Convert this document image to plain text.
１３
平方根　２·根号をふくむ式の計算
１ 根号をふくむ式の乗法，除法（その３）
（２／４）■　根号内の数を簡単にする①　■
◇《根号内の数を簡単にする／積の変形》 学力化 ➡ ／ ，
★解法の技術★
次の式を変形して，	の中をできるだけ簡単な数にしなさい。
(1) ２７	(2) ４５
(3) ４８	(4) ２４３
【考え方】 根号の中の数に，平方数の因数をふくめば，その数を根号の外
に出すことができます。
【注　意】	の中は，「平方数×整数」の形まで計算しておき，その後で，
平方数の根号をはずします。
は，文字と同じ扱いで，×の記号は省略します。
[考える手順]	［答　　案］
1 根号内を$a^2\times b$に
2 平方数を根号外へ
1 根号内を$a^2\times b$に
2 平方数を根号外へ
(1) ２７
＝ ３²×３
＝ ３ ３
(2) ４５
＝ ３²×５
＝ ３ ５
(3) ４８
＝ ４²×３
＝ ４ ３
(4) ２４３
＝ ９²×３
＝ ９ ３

####

Copy all the entries verbatim.

Convert this document image to plain text.
１３
平方根　２·根号をふくむ式の計算
１ 根号をふくむ式の乗法，除法（その３）
（２／４）■　根号内の数を簡単にする①　■
◇《根号内の数を簡単にする／積の変形》 学力化 ➡ ／ ，
★解法の技術★
次の式を変形して，	の中をできるだけ簡単な数にしなさい。
(1) ２７	(2) ４５
(3) ４８	(4) ２４３
【考え方】 根号の中の数に，平方数の因数をふくめば，その数を根号の外
に出すことができます。
【注　意】	の中は，「平方数×整数」の形まで計算しておき，その後で，
平方数の根号をはずします。
は，文字と同じ扱いで，×の記号は省略します。
[考える手順]	［答　　案］
1 根号内を$a^2\times b$に
2 平方数を根号外へ
1 根号内を$a^2\times b$に
2 平方数を根号外へ
(1) ２７
＝ ３²×３
＝ ３ ３
(2) ４５
＝ ３²×５
＝ ３ ５
(3) ４８
＝ ４²×３
＝ ４ ３
(4) ２４３
＝ ９²×３
＝ ９ ３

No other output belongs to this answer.